◆ **Work to do**
Seek out every line containing the word "Guinea", and copy each.

◆ **Dataset extract**
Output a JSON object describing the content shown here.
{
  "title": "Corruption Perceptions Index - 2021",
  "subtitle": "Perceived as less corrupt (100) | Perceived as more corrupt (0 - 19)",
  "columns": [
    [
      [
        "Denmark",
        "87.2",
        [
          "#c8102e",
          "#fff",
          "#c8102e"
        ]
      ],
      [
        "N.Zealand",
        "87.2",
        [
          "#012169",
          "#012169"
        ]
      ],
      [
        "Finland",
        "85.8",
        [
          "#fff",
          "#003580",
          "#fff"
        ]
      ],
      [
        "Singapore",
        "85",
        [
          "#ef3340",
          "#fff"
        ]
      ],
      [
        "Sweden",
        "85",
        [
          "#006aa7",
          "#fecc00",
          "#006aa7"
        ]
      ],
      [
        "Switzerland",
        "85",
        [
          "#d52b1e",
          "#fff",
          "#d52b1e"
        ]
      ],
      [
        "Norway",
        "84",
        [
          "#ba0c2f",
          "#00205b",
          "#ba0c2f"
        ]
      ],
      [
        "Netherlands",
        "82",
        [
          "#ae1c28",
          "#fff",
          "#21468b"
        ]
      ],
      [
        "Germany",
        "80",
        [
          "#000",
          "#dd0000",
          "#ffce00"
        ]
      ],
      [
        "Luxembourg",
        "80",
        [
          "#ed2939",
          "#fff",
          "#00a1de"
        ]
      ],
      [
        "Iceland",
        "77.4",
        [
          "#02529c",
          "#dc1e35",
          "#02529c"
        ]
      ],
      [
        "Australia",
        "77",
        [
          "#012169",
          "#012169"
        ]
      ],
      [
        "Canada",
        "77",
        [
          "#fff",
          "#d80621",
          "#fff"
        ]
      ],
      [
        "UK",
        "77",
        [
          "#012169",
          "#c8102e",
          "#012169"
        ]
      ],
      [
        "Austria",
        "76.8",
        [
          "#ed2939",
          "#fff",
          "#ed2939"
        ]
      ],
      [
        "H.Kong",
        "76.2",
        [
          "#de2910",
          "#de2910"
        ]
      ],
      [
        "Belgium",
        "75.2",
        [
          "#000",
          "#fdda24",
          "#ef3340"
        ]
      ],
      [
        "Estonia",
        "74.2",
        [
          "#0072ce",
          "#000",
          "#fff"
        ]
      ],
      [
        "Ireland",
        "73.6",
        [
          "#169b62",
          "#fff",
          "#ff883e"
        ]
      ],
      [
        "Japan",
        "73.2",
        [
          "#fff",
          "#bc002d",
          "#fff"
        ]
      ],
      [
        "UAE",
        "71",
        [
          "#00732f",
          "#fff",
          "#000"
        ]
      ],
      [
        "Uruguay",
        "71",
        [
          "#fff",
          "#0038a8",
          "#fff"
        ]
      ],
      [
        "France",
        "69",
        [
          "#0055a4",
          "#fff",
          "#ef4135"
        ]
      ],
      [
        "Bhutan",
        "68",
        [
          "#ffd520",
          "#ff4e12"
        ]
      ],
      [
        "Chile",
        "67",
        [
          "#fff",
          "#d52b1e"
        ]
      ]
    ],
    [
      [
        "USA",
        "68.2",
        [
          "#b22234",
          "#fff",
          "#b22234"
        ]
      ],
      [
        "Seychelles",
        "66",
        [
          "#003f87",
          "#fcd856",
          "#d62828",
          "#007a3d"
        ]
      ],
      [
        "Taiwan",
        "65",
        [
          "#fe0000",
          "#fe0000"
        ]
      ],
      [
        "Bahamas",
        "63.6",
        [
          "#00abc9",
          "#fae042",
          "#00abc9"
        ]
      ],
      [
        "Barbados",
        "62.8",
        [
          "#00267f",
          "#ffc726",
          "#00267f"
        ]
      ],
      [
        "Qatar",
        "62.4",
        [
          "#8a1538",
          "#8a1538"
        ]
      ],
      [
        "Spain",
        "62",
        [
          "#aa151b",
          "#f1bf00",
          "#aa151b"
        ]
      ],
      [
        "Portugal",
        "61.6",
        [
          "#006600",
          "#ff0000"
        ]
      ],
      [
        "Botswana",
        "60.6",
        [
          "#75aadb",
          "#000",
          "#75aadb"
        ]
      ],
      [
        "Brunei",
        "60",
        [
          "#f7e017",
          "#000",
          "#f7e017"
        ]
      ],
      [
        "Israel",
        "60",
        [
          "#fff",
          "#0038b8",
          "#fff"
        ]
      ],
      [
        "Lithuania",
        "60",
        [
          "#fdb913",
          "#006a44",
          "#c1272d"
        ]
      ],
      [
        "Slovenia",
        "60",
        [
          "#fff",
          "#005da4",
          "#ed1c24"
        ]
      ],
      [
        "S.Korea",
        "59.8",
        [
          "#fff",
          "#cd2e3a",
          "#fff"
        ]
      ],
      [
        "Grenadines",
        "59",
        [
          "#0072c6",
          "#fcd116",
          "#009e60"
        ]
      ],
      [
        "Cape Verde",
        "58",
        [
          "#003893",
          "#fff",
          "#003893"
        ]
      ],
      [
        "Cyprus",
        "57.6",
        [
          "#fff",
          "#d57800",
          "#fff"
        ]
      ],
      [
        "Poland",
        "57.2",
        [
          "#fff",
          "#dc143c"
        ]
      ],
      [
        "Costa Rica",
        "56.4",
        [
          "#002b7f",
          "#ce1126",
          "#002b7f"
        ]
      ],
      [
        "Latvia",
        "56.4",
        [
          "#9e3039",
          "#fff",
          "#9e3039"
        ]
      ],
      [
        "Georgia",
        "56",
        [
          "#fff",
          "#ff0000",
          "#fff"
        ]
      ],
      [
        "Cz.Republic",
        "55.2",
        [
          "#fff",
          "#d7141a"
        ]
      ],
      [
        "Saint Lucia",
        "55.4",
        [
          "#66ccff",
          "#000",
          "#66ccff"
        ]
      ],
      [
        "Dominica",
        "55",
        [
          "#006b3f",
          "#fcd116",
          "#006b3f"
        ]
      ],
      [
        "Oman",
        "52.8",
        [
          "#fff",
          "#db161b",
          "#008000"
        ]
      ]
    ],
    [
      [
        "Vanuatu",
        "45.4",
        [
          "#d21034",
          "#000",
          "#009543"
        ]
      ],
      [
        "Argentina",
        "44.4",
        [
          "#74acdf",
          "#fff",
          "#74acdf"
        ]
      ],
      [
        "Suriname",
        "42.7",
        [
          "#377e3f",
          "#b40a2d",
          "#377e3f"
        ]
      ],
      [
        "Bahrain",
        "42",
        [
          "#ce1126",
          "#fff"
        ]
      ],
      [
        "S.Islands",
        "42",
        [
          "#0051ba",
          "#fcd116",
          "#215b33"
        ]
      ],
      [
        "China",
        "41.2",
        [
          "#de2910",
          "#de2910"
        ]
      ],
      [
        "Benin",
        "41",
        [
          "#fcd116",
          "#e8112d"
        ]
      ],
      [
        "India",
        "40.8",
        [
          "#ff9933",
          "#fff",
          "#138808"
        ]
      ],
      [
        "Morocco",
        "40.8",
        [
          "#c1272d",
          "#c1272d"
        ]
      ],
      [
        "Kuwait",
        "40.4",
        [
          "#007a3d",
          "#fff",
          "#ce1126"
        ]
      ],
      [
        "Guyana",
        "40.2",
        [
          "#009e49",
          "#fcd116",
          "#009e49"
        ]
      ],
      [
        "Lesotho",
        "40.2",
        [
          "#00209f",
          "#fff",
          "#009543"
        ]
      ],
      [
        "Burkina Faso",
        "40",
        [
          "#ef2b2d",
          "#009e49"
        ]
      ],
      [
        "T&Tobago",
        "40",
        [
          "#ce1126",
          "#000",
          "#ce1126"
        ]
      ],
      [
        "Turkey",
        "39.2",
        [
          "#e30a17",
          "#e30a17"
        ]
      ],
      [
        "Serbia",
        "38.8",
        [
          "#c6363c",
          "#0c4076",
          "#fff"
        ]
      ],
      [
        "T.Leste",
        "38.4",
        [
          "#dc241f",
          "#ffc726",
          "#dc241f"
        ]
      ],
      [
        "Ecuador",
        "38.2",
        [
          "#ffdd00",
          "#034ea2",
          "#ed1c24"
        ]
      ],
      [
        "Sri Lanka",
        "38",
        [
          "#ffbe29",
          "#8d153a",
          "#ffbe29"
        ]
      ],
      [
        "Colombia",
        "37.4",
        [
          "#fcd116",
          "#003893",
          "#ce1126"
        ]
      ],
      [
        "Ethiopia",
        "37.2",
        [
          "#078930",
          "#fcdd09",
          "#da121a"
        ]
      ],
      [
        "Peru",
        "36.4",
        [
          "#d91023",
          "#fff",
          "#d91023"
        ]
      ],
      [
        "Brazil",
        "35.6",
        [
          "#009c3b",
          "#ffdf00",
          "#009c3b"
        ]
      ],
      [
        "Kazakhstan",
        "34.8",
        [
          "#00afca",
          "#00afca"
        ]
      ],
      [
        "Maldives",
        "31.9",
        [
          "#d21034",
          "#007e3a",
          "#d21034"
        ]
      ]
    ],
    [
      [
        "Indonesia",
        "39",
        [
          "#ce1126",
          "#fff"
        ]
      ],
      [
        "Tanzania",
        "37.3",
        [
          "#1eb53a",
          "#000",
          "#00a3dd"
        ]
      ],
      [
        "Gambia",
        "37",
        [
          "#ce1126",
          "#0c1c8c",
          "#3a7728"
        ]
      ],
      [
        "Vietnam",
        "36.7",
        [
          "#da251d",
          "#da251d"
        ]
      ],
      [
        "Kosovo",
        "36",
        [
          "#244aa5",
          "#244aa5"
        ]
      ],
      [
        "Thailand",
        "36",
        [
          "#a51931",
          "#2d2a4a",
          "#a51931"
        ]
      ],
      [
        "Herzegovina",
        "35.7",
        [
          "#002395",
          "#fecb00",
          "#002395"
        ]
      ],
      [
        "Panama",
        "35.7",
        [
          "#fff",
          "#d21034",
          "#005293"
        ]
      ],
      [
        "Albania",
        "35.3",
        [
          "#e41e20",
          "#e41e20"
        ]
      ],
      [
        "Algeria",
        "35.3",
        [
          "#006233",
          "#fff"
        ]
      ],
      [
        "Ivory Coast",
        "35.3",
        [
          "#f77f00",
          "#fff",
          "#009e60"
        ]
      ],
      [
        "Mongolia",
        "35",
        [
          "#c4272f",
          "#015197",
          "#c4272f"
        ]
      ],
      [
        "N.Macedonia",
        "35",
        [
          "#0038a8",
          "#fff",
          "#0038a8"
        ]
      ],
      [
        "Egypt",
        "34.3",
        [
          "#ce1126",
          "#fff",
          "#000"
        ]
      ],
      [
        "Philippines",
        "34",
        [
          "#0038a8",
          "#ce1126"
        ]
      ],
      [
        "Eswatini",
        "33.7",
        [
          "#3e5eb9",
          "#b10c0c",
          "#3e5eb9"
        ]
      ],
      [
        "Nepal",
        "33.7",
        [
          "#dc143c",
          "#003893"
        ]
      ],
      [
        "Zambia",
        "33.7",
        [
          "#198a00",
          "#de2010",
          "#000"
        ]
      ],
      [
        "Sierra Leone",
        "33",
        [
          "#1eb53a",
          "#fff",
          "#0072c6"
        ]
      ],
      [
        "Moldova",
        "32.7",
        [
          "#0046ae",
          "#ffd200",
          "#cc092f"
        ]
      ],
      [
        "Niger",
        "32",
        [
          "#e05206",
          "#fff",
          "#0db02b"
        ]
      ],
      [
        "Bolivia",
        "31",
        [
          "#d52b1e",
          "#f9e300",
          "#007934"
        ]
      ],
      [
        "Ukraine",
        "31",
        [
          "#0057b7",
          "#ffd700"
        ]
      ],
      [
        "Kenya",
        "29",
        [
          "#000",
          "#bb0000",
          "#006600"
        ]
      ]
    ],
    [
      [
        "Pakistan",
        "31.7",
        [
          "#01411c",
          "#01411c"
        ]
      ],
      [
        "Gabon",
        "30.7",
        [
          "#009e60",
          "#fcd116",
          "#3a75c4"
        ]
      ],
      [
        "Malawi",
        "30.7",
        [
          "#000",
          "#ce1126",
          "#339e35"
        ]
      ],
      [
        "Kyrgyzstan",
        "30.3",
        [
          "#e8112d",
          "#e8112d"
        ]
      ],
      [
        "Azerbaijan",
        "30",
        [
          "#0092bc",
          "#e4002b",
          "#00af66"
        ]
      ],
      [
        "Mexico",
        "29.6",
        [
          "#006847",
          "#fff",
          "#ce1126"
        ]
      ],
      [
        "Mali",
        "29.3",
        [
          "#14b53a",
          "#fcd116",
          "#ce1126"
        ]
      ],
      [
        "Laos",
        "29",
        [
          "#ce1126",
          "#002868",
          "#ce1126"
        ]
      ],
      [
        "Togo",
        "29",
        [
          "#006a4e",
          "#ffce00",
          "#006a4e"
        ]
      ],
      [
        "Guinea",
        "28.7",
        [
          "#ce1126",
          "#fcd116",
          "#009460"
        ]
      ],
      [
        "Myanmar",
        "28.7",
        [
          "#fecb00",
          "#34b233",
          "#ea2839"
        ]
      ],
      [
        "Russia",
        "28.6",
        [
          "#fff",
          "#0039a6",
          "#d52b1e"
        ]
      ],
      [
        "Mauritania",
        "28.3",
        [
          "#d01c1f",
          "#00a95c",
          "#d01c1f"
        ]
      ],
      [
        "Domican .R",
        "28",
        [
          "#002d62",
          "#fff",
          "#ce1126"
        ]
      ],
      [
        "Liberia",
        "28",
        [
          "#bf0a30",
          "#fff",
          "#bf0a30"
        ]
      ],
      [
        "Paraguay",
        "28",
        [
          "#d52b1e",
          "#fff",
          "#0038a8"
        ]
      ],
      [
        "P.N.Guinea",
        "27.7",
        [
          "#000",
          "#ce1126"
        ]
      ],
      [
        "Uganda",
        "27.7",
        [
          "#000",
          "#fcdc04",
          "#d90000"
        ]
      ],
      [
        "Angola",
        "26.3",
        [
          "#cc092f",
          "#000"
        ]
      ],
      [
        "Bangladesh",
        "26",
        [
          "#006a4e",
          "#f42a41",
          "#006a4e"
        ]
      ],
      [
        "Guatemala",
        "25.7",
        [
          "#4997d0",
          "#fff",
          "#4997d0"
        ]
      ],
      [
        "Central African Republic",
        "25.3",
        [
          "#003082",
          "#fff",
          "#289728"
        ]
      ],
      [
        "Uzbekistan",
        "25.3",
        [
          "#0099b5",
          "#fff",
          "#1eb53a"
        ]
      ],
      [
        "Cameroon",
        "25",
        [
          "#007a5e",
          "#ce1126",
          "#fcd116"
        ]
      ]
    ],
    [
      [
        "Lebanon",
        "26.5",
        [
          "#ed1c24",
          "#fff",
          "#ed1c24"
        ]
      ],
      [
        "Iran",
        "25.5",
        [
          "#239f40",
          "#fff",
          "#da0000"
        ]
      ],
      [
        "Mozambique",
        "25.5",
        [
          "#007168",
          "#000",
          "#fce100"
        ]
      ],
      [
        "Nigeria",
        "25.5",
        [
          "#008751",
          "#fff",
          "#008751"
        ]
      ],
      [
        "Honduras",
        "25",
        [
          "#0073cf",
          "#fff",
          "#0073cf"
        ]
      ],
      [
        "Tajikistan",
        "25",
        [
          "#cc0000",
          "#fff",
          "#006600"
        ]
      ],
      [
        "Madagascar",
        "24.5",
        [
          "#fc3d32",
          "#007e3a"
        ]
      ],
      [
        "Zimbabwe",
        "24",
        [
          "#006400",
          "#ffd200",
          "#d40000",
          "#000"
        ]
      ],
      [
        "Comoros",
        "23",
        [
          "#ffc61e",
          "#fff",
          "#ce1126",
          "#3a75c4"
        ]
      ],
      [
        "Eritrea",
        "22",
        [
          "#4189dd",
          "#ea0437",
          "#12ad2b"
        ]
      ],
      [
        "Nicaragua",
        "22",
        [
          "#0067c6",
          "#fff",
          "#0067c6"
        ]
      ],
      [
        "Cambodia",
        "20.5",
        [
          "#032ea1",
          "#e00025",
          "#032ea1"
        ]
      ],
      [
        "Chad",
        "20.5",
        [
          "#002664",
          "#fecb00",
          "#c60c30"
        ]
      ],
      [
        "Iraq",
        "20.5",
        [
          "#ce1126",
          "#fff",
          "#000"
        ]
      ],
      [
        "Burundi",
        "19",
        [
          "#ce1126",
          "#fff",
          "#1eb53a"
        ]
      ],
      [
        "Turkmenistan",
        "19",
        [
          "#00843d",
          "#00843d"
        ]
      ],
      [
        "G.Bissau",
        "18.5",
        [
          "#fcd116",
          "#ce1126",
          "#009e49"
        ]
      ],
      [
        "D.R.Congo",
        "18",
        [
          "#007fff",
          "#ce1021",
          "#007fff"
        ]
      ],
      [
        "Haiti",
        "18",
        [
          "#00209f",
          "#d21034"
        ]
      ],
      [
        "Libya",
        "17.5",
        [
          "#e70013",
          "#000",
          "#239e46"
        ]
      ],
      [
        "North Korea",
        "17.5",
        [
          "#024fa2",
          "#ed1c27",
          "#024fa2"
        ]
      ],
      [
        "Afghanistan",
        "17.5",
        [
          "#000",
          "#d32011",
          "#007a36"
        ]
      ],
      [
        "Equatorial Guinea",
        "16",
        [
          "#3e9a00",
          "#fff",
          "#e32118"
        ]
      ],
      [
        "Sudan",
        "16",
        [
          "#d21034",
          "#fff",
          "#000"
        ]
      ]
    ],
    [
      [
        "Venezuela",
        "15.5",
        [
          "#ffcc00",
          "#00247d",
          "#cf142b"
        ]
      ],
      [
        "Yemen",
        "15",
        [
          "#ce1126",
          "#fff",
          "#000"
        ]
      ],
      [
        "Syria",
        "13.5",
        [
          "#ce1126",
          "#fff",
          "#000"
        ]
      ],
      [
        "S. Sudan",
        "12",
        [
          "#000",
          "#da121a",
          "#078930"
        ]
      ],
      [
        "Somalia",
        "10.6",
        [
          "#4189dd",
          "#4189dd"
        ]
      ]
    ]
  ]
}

◆ **Reply**
        "Guinea",
        "P.N.Guinea",
        "Equatorial Guinea",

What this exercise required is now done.